§ TASK DETAILS
Whenever a line in the records below contains "date", pick it out.

(Document structure recognition data)
..........
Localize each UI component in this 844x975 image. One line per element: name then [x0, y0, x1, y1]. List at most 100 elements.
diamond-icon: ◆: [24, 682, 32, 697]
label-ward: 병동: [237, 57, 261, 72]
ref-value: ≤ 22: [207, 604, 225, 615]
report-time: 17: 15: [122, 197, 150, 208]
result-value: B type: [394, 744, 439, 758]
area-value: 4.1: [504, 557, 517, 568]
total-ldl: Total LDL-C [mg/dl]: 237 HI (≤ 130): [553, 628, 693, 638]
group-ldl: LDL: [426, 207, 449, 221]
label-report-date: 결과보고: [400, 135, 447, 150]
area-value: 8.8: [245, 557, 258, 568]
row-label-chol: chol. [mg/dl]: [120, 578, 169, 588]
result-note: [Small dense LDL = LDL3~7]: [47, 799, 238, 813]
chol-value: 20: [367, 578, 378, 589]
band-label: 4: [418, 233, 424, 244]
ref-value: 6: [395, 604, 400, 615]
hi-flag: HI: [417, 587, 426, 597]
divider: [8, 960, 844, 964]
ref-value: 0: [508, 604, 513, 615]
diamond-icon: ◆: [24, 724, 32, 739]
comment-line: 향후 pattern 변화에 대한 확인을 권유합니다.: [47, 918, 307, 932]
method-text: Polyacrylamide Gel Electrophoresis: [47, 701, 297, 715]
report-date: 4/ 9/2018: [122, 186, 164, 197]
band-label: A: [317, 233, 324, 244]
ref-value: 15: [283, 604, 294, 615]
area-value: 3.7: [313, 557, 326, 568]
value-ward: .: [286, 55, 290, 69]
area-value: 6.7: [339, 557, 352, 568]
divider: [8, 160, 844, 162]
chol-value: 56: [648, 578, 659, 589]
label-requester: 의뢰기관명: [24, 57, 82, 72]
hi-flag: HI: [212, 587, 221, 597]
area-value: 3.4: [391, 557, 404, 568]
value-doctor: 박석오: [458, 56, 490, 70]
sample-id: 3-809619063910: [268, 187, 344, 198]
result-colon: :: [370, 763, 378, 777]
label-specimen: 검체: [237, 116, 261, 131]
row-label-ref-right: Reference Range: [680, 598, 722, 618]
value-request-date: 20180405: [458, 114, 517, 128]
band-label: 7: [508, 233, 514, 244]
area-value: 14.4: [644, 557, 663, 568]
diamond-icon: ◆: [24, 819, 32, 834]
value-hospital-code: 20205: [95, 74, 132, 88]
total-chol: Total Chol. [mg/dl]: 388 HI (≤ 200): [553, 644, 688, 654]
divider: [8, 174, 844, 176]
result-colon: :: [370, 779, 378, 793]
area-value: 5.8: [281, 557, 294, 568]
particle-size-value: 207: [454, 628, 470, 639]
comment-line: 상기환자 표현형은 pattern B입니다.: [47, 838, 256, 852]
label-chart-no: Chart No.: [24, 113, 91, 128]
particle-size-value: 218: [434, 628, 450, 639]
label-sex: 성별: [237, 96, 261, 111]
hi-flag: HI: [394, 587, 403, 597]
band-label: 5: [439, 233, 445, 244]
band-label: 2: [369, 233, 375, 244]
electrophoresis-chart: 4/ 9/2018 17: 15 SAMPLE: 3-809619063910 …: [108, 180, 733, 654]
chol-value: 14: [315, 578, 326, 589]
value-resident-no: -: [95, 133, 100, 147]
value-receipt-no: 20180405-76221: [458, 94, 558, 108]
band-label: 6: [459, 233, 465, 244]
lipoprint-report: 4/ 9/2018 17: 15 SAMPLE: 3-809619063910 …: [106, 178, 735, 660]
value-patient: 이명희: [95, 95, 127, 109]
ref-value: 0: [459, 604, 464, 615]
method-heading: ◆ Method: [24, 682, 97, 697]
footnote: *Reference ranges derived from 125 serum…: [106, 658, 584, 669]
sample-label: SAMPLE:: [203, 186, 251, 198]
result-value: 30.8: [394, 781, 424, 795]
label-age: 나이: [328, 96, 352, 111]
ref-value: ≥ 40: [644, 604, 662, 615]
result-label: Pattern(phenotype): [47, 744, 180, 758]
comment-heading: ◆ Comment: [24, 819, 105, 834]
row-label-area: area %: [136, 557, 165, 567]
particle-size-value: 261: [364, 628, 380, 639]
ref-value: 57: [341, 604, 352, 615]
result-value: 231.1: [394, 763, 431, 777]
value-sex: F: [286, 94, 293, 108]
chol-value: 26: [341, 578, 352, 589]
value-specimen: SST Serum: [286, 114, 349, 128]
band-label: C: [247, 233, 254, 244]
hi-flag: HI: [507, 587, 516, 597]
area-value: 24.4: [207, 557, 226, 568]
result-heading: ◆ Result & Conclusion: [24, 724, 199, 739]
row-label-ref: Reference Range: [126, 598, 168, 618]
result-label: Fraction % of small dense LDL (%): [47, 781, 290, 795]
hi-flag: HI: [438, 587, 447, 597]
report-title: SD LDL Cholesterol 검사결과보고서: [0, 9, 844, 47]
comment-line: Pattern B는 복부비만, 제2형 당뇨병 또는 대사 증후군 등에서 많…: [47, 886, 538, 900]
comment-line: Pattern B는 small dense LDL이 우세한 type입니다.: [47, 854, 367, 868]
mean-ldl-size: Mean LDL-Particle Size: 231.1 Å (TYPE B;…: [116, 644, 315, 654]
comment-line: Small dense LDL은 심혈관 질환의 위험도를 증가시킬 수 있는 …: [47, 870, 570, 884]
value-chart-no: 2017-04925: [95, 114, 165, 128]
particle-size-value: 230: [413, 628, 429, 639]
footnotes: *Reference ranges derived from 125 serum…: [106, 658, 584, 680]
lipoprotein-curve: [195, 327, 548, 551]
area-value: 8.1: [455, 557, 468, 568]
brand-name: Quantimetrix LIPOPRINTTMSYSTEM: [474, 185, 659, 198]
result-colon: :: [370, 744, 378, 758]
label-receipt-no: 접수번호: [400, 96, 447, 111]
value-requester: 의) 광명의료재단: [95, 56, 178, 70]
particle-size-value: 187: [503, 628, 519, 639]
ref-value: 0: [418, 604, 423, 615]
..........
§ WRITTEN SOLUTION
label-report-date: 결과보고: [400, 135, 447, 150]
report-date: 4/ 9/2018: [122, 186, 164, 197]
value-request-date: 20180405: [458, 114, 517, 128]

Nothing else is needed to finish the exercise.